+++ Material provided +++

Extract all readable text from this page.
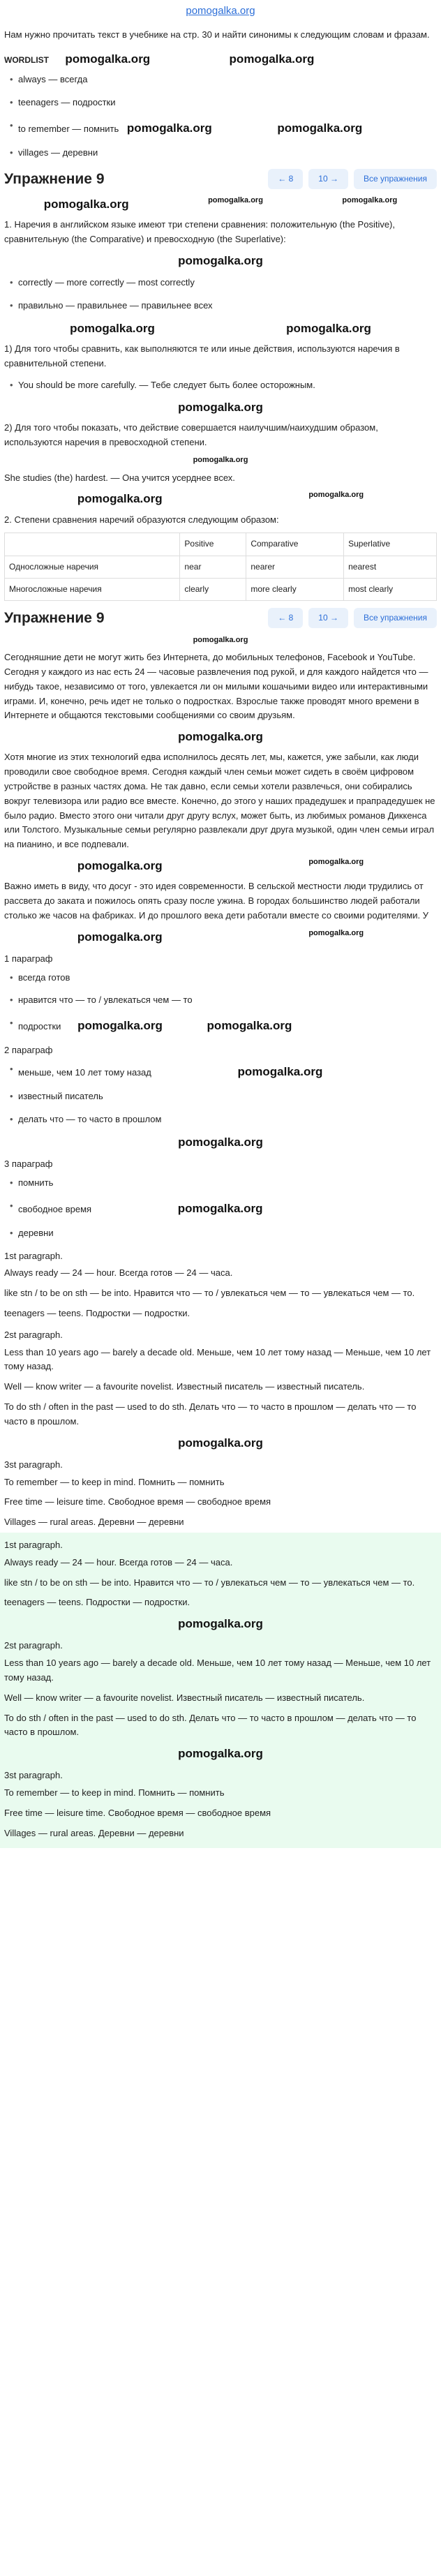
pomogalka.org

Нам нужно прочитать текст в учебнике на стр. 30 и найти синонимы к следующим словам и фразам.

WORDLIST pomogalka.org	pomogalka.org
• always — всегда
• teenagers — подростки
• to remember — помнить pomogalka.org	pomogalka.org
• villages — деревни
Упражнение 9	← 8	10 →	Все упражнения
pomogalka.org	pomogalka.org	pomogalka.org

1. Наречия в английском языке имеют три степени сравнения: положительную (the Positive), сравнительную (the Comparative) и превосходную (the Superlative):

pomogalka.org
• correctly — more correctly — most correctly
• правильно — правильнее — правильнее всех
pomogalka.org	pomogalka.org

1) Для того чтобы сравнить, как выполняются те или иные действия, используются наречия в сравнительной степени.

• You should be more carefully. — Тебе следует быть более осторожным.
pomogalka.org

2) Для того чтобы показать, что действие совершается наилучшим/наихудшим образом, используются наречия в превосходной степени.

pomogalka.org

She studies (the) hardest. — Она учится усерднее всех.

pomogalka.org	pomogalka.org

2. Степени сравнения наречий образуются следующим образом:

	Positive	Comparative	Superlative
Односложные наречия	near	nearer	nearest
Многосложные наречия	clearly	more clearly	most clearly
Упражнение 9	← 8	10 →	Все упражнения
pomogalka.org

Сегодняшние дети не могут жить без Интернета, до мобильных телефонов, Facebook и YouTube. Сегодня у каждого из нас есть 24 — часовые развлечения под рукой, и для каждого найдется что — нибудь такое, независимо от того, увлекается ли он милыми кошачьими видео или интерактивными играми. И, конечно, речь идет не только о подростках. Взрослые также проводят много времени в Интернете и общаются текстовыми сообщениями со своим друзьям.

pomogalka.org

Хотя многие из этих технологий едва исполнилось десять лет, мы, кажется, уже забыли, как люди проводили свое свободное время. Сегодня каждый член семьи может сидеть в своём цифровом устройстве в разных частях дома. Не так давно, если семьи хотели развлечься, они собирались вокруг телевизора или радио все вместе. Конечно, до этого у наших прадедушек и прапрадедушек не было радио. Вместо этого они читали друг другу вслух, может быть, из любимых романов Диккенса или Толстого. Музыкальные семьи регулярно развлекали друг друга музыкой, один член семьи играл на пианино, и все подпевали.

pomogalka.org	pomogalka.org

Важно иметь в виду, что досуг - это идея современности. В сельской местности люди трудились от рассвета до заката и пожилось опять сразу после ужина. В городах большинство людей работали столько же часов на фабриках. И до прошлого века дети работали вместе со своими родителями. У

pomogalka.org	pomogalka.org
1 параграф
• всегда готов
• нравится что — то / увлекаться чем — то
• подростки pomogalka.org	pomogalka.org
2 параграф
• меньше, чем 10 лет тому назад	pomogalka.org
• известный писатель
• делать что — то часто в прошлом
pomogalka.org
3 параграф
• помнить
• свободное время	pomogalka.org
• деревни
1st paragraph.

Always ready — 24 — hour. Всегда готов — 24 — часа.

like stn / to be on sth — be into. Нравится что — то / увлекаться чем — то — увлекаться чем — то.

teenagers — teens. Подростки — подростки.

2st paragraph.

Less than 10 years ago — barely a decade old. Меньше, чем 10 лет тому назад — Меньше, чем 10 лет тому назад.

Well — know writer — a favourite novelist. Известный писатель — известный писатель.

To do sth / often in the past — used to do sth. Делать что — то часто в прошлом — делать что — то часто в прошлом.

pomogalka.org
3st paragraph.

To remember — to keep in mind. Помнить — помнить

Free time — leisure time. Свободное время — свободное время

Villages — rural areas. Деревни — деревни

1st paragraph.

Always ready — 24 — hour. Всегда готов — 24 — часа.

like stn / to be on sth — be into. Нравится что — то / увлекаться чем — то — увлекаться чем — то.

teenagers — teens. Подростки — подростки.

pomogalka.org
2st paragraph.

Less than 10 years ago — barely a decade old. Меньше, чем 10 лет тому назад — Меньше, чем 10 лет тому назад.

Well — know writer — a favourite novelist. Известный писатель — известный писатель.

To do sth / often in the past — used to do sth. Делать что — то часто в прошлом — делать что — то часто в прошлом.

pomogalka.org
3st paragraph.

To remember — to keep in mind. Помнить — помнить

Free time — leisure time. Свободное время — свободное время

Villages — rural areas. Деревни — деревни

+++

# The task
Excluding the pictures, reproduce every entry exactly as given.

# The result
Extract all readable text from this page.
pomogalka.org

Нам нужно прочитать текст в учебнике на стр. 30 и найти синонимы к следующим словам и фразам.

WORDLIST pomogalka.org	pomogalka.org
• always — всегда
• teenagers — подростки
• to remember — помнить pomogalka.org	pomogalka.org
• villages — деревни
Упражнение 9	← 8	10 →	Все упражнения
pomogalka.org	pomogalka.org	pomogalka.org

1. Наречия в английском языке имеют три степени сравнения: положительную (the Positive), сравнительную (the Comparative) и превосходную (the Superlative):

pomogalka.org
• correctly — more correctly — most correctly
• правильно — правильнее — правильнее всех
pomogalka.org	pomogalka.org

1) Для того чтобы сравнить, как выполняются те или иные действия, используются наречия в сравнительной степени.

• You should be more carefully. — Тебе следует быть более осторожным.
pomogalka.org

2) Для того чтобы показать, что действие совершается наилучшим/наихудшим образом, используются наречия в превосходной степени.

pomogalka.org

She studies (the) hardest. — Она учится усерднее всех.

pomogalka.org	pomogalka.org

2. Степени сравнения наречий образуются следующим образом:

	Positive	Comparative	Superlative
Односложные наречия	near	nearer	nearest
Многосложные наречия	clearly	more clearly	most clearly
Упражнение 9	← 8	10 →	Все упражнения
pomogalka.org

Сегодняшние дети не могут жить без Интернета, до мобильных телефонов, Facebook и YouTube. Сегодня у каждого из нас есть 24 — часовые развлечения под рукой, и для каждого найдется что — нибудь такое, независимо от того, увлекается ли он милыми кошачьими видео или интерактивными играми. И, конечно, речь идет не только о подростках. Взрослые также проводят много времени в Интернете и общаются текстовыми сообщениями со своим друзьям.

pomogalka.org

Хотя многие из этих технологий едва исполнилось десять лет, мы, кажется, уже забыли, как люди проводили свое свободное время. Сегодня каждый член семьи может сидеть в своём цифровом устройстве в разных частях дома. Не так давно, если семьи хотели развлечься, они собирались вокруг телевизора или радио все вместе. Конечно, до этого у наших прадедушек и прапрадедушек не было радио. Вместо этого они читали друг другу вслух, может быть, из любимых романов Диккенса или Толстого. Музыкальные семьи регулярно развлекали друг друга музыкой, один член семьи играл на пианино, и все подпевали.

pomogalka.org	pomogalka.org

Важно иметь в виду, что досуг - это идея современности. В сельской местности люди трудились от рассвета до заката и пожилось опять сразу после ужина. В городах большинство людей работали столько же часов на фабриках. И до прошлого века дети работали вместе со своими родителями. У

pomogalka.org	pomogalka.org
1 параграф
• всегда готов
• нравится что — то / увлекаться чем — то
• подростки pomogalka.org	pomogalka.org
2 параграф
• меньше, чем 10 лет тому назад	pomogalka.org
• известный писатель
• делать что — то часто в прошлом
pomogalka.org
3 параграф
• помнить
• свободное время	pomogalka.org
• деревни
1st paragraph.

Always ready — 24 — hour. Всегда готов — 24 — часа.

like stn / to be on sth — be into. Нравится что — то / увлекаться чем — то — увлекаться чем — то.

teenagers — teens. Подростки — подростки.

2st paragraph.

Less than 10 years ago — barely a decade old. Меньше, чем 10 лет тому назад — Меньше, чем 10 лет тому назад.

Well — know writer — a favourite novelist. Известный писатель — известный писатель.

To do sth / often in the past — used to do sth. Делать что — то часто в прошлом — делать что — то часто в прошлом.

pomogalka.org
3st paragraph.

To remember — to keep in mind. Помнить — помнить

Free time — leisure time. Свободное время — свободное время

Villages — rural areas. Деревни — деревни

1st paragraph.

Always ready — 24 — hour. Всегда готов — 24 — часа.

like stn / to be on sth — be into. Нравится что — то / увлекаться чем — то — увлекаться чем — то.

teenagers — teens. Подростки — подростки.

pomogalka.org
2st paragraph.

Less than 10 years ago — barely a decade old. Меньше, чем 10 лет тому назад — Меньше, чем 10 лет тому назад.

Well — know writer — a favourite novelist. Известный писатель — известный писатель.

To do sth / often in the past — used to do sth. Делать что — то часто в прошлом — делать что — то часто в прошлом.

pomogalka.org
3st paragraph.

To remember — to keep in mind. Помнить — помнить

Free time — leisure time. Свободное время — свободное время

Villages — rural areas. Деревни — деревни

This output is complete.